- [Instruction]: Filter the data below for the string "Механизм" and copy each matching line.
— START —
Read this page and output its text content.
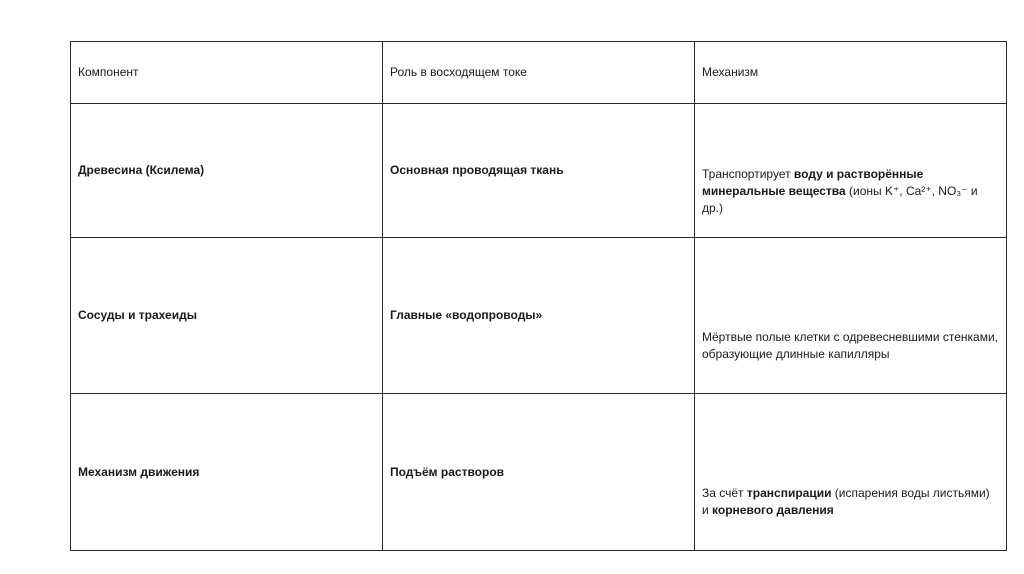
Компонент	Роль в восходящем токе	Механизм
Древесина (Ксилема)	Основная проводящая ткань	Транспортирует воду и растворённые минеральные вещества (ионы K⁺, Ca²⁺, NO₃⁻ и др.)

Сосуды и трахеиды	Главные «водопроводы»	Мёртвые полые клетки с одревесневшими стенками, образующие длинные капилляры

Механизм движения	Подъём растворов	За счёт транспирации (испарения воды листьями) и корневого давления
— END —
— START —
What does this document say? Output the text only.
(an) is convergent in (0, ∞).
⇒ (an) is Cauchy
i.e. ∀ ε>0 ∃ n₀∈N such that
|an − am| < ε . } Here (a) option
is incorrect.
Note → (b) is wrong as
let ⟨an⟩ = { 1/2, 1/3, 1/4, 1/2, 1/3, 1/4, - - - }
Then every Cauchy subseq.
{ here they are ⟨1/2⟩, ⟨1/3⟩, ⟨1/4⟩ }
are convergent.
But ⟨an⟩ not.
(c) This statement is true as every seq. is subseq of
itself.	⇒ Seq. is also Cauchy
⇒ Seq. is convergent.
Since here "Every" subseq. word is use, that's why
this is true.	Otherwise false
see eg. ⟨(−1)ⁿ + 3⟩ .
— END —
- [Answer to the task]:
Компонент	Роль в восходящем токе	Механизм
Механизм движения	Подъём растворов	За счёт транспирации (испарения воды листьями) и корневого давления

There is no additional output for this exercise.